Task goal: Filter the lines below, copying only those with the string "TrendSpider".

Exercise material:

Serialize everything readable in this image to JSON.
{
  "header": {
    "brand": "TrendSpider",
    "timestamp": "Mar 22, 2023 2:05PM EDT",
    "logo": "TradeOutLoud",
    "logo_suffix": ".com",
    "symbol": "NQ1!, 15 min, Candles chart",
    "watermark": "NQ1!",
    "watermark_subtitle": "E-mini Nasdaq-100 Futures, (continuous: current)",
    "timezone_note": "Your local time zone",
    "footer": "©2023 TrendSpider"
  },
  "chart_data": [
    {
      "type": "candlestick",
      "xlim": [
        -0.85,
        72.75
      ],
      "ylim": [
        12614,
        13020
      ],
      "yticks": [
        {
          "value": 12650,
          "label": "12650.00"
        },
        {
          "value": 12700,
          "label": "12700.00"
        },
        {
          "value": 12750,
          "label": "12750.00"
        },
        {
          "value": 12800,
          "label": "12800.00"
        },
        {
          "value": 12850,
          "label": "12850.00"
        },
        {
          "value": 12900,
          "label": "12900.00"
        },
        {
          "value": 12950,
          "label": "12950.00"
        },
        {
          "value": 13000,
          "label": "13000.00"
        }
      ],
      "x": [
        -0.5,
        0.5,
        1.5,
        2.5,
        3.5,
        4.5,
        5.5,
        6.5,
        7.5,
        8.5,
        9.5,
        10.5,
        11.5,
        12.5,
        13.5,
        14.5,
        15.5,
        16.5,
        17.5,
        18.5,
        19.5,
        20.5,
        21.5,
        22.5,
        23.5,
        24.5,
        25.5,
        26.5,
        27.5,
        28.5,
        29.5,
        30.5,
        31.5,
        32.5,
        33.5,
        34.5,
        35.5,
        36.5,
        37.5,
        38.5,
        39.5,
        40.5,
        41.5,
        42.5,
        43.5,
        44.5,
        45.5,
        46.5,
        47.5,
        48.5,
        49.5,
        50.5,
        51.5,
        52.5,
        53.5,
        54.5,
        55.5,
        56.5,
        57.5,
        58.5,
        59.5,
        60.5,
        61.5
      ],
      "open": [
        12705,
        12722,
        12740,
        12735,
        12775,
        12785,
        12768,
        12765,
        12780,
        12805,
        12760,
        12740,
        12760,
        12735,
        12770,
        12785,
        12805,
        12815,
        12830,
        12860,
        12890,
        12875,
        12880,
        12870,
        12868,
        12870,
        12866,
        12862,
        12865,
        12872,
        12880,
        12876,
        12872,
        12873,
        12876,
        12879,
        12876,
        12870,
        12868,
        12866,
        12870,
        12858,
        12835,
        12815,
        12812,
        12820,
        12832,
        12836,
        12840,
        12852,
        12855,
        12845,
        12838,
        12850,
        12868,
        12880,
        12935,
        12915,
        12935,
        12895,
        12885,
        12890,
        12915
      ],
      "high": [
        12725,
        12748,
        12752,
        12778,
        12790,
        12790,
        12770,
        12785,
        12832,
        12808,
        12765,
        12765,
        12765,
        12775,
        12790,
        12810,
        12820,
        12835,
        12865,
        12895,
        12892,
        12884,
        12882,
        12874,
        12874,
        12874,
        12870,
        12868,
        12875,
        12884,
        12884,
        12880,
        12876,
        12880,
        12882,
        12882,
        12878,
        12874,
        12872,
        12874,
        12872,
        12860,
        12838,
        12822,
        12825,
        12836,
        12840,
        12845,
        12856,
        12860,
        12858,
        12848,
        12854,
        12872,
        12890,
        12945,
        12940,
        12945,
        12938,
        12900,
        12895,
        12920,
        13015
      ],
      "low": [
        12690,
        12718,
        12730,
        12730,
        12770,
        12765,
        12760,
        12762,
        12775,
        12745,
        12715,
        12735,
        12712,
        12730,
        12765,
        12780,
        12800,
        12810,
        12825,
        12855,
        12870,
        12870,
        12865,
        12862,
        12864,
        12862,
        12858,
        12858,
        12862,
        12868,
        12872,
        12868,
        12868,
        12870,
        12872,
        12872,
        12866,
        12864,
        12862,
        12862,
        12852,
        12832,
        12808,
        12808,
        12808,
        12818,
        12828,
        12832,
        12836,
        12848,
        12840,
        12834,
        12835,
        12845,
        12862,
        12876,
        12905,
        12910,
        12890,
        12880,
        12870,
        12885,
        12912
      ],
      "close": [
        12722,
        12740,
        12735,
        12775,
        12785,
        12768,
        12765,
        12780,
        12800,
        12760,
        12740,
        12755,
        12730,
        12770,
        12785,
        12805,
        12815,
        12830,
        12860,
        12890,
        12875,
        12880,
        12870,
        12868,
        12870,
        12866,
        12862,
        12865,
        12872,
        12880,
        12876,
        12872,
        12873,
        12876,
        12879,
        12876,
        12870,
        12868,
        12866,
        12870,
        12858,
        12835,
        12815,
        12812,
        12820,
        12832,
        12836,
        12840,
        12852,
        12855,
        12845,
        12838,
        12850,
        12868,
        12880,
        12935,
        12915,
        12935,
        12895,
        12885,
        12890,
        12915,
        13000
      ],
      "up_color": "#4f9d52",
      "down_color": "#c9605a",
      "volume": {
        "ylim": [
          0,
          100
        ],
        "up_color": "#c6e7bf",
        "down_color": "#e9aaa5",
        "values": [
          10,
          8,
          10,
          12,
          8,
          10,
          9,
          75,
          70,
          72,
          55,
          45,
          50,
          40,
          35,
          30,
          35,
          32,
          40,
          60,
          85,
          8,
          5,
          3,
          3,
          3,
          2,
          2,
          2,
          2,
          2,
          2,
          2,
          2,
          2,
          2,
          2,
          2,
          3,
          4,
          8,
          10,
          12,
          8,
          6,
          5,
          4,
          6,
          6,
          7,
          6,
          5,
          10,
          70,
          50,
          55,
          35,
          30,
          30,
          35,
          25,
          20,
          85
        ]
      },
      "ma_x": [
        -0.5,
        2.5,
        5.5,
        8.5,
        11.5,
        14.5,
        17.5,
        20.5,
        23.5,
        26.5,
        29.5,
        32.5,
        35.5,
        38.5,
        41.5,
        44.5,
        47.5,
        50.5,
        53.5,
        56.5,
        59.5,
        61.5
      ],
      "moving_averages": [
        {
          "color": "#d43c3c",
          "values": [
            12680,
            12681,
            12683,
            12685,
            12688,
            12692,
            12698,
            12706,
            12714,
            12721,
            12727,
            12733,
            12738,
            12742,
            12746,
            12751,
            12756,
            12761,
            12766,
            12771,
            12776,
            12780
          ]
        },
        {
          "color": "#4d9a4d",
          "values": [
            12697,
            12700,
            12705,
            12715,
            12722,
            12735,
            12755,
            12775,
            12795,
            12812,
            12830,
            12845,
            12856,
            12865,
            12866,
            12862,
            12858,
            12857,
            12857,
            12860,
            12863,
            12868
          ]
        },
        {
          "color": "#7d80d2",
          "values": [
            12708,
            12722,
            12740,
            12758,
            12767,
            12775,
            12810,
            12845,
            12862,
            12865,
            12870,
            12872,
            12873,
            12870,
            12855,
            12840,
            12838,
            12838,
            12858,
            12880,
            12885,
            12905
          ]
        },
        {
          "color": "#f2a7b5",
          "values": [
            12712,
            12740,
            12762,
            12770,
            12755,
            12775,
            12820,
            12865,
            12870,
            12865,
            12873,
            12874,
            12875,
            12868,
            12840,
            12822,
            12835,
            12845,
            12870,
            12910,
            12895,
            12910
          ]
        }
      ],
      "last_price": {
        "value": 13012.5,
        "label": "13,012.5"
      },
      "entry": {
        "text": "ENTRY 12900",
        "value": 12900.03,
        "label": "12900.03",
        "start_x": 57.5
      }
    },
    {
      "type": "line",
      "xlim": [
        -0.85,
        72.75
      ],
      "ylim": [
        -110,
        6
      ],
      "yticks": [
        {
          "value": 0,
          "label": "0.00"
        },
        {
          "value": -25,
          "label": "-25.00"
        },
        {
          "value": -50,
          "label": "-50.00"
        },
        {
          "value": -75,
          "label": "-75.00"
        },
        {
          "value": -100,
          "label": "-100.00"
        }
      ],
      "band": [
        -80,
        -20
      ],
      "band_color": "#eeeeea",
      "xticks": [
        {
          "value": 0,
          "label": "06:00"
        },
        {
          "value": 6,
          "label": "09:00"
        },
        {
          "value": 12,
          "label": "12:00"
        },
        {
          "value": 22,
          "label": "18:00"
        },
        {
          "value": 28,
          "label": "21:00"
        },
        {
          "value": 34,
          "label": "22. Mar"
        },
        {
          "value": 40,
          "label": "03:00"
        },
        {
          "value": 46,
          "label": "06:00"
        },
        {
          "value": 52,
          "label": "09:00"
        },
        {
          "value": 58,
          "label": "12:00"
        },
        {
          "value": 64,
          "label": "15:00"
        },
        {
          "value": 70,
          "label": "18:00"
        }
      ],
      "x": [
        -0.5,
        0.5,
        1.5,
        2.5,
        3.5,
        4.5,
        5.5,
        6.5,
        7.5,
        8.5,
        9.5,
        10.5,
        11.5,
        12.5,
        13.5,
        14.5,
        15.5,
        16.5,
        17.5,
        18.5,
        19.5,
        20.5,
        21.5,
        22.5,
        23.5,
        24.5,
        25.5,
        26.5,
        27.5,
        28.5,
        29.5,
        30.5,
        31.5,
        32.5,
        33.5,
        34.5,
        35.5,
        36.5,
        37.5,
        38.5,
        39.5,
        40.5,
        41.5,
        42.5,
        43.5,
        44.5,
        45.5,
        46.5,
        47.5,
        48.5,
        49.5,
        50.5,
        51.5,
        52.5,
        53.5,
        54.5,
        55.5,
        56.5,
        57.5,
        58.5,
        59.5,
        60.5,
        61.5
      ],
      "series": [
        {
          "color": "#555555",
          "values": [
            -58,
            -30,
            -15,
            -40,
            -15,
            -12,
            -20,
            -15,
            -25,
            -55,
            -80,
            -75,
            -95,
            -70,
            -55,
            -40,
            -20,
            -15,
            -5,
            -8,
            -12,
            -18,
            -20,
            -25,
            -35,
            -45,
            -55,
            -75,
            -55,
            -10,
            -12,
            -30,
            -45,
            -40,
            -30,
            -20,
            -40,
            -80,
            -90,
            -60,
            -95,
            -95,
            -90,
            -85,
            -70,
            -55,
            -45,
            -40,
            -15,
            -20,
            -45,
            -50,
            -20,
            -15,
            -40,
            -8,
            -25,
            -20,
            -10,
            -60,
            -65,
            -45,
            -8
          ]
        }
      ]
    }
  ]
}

Result below:
    "brand": "TrendSpider",
    "footer": "©2023 TrendSpider"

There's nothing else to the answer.